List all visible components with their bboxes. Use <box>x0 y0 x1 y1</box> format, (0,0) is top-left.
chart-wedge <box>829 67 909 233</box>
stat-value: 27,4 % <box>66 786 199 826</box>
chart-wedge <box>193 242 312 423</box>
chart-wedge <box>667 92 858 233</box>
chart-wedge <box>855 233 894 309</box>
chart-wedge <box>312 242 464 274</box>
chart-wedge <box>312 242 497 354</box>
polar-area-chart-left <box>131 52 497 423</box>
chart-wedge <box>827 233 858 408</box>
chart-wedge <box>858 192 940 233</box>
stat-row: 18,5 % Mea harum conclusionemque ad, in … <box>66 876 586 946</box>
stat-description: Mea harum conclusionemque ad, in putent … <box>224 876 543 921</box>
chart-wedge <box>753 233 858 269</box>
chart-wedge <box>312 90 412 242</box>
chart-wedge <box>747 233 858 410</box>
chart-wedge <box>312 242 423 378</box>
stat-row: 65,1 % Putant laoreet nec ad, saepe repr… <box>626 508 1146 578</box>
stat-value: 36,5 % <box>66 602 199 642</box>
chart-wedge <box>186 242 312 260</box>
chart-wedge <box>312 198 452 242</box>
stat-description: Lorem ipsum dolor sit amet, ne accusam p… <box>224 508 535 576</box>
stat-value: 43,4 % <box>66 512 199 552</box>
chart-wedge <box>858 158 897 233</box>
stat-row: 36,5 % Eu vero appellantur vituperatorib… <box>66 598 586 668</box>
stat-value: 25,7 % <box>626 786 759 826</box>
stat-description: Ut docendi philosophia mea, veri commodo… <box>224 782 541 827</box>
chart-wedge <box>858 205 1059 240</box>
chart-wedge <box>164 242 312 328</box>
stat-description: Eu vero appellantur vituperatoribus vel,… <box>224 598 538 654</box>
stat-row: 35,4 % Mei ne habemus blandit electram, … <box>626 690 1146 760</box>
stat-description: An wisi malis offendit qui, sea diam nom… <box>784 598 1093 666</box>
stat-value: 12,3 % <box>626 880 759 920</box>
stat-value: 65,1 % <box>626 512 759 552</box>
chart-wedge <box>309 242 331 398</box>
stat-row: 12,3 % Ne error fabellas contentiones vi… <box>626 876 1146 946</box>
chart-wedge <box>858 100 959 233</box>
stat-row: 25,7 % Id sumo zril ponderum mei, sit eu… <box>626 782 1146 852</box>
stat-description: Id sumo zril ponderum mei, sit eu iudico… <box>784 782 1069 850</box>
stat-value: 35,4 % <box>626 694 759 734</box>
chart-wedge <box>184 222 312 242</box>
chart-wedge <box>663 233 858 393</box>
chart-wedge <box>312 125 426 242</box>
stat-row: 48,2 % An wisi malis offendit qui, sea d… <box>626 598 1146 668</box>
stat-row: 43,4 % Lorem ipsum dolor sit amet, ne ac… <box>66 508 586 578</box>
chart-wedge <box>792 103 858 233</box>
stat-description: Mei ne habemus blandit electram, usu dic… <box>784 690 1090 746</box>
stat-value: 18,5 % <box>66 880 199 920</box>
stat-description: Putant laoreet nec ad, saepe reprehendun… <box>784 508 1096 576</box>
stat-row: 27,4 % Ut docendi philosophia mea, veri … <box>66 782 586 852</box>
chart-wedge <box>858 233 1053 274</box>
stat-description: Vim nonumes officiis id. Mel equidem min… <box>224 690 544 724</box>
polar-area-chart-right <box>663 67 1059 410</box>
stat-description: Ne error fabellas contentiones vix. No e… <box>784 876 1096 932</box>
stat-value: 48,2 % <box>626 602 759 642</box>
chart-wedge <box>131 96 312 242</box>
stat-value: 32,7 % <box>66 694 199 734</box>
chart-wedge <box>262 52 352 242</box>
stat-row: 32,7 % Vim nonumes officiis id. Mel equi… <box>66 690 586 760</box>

DIRECTIONS FOR THIS TASK
Repeat every line of the records above, without any change.

EXPECTED ANSWER
List all visible components with their bboxes. Use <box>x0 y0 x1 y1</box> format, (0,0) is top-left.
chart-wedge <box>829 67 909 233</box>
stat-value: 27,4 % <box>66 786 199 826</box>
chart-wedge <box>193 242 312 423</box>
chart-wedge <box>667 92 858 233</box>
chart-wedge <box>855 233 894 309</box>
chart-wedge <box>312 242 464 274</box>
chart-wedge <box>312 242 497 354</box>
polar-area-chart-left <box>131 52 497 423</box>
chart-wedge <box>827 233 858 408</box>
chart-wedge <box>858 192 940 233</box>
stat-row: 18,5 % Mea harum conclusionemque ad, in … <box>66 876 586 946</box>
stat-description: Mea harum conclusionemque ad, in putent … <box>224 876 543 921</box>
chart-wedge <box>753 233 858 269</box>
chart-wedge <box>312 90 412 242</box>
chart-wedge <box>747 233 858 410</box>
chart-wedge <box>312 242 423 378</box>
stat-row: 65,1 % Putant laoreet nec ad, saepe repr… <box>626 508 1146 578</box>
stat-value: 36,5 % <box>66 602 199 642</box>
chart-wedge <box>186 242 312 260</box>
chart-wedge <box>312 198 452 242</box>
stat-description: Lorem ipsum dolor sit amet, ne accusam p… <box>224 508 535 576</box>
stat-value: 43,4 % <box>66 512 199 552</box>
chart-wedge <box>858 158 897 233</box>
stat-row: 36,5 % Eu vero appellantur vituperatorib… <box>66 598 586 668</box>
stat-value: 25,7 % <box>626 786 759 826</box>
stat-description: Ut docendi philosophia mea, veri commodo… <box>224 782 541 827</box>
chart-wedge <box>858 205 1059 240</box>
chart-wedge <box>164 242 312 328</box>
stat-description: Eu vero appellantur vituperatoribus vel,… <box>224 598 538 654</box>
stat-row: 35,4 % Mei ne habemus blandit electram, … <box>626 690 1146 760</box>
stat-description: An wisi malis offendit qui, sea diam nom… <box>784 598 1093 666</box>
stat-value: 12,3 % <box>626 880 759 920</box>
stat-value: 65,1 % <box>626 512 759 552</box>
chart-wedge <box>309 242 331 398</box>
stat-row: 12,3 % Ne error fabellas contentiones vi… <box>626 876 1146 946</box>
chart-wedge <box>858 100 959 233</box>
stat-row: 25,7 % Id sumo zril ponderum mei, sit eu… <box>626 782 1146 852</box>
stat-description: Id sumo zril ponderum mei, sit eu iudico… <box>784 782 1069 850</box>
stat-value: 35,4 % <box>626 694 759 734</box>
chart-wedge <box>184 222 312 242</box>
chart-wedge <box>663 233 858 393</box>
chart-wedge <box>312 125 426 242</box>
stat-row: 48,2 % An wisi malis offendit qui, sea d… <box>626 598 1146 668</box>
stat-row: 43,4 % Lorem ipsum dolor sit amet, ne ac… <box>66 508 586 578</box>
chart-wedge <box>792 103 858 233</box>
stat-description: Mei ne habemus blandit electram, usu dic… <box>784 690 1090 746</box>
stat-value: 18,5 % <box>66 880 199 920</box>
stat-description: Putant laoreet nec ad, saepe reprehendun… <box>784 508 1096 576</box>
stat-row: 27,4 % Ut docendi philosophia mea, veri … <box>66 782 586 852</box>
chart-wedge <box>858 233 1053 274</box>
stat-description: Vim nonumes officiis id. Mel equidem min… <box>224 690 544 724</box>
polar-area-chart-right <box>663 67 1059 410</box>
stat-description: Ne error fabellas contentiones vix. No e… <box>784 876 1096 932</box>
stat-value: 48,2 % <box>626 602 759 642</box>
chart-wedge <box>131 96 312 242</box>
stat-value: 32,7 % <box>66 694 199 734</box>
chart-wedge <box>262 52 352 242</box>
stat-row: 32,7 % Vim nonumes officiis id. Mel equi… <box>66 690 586 760</box>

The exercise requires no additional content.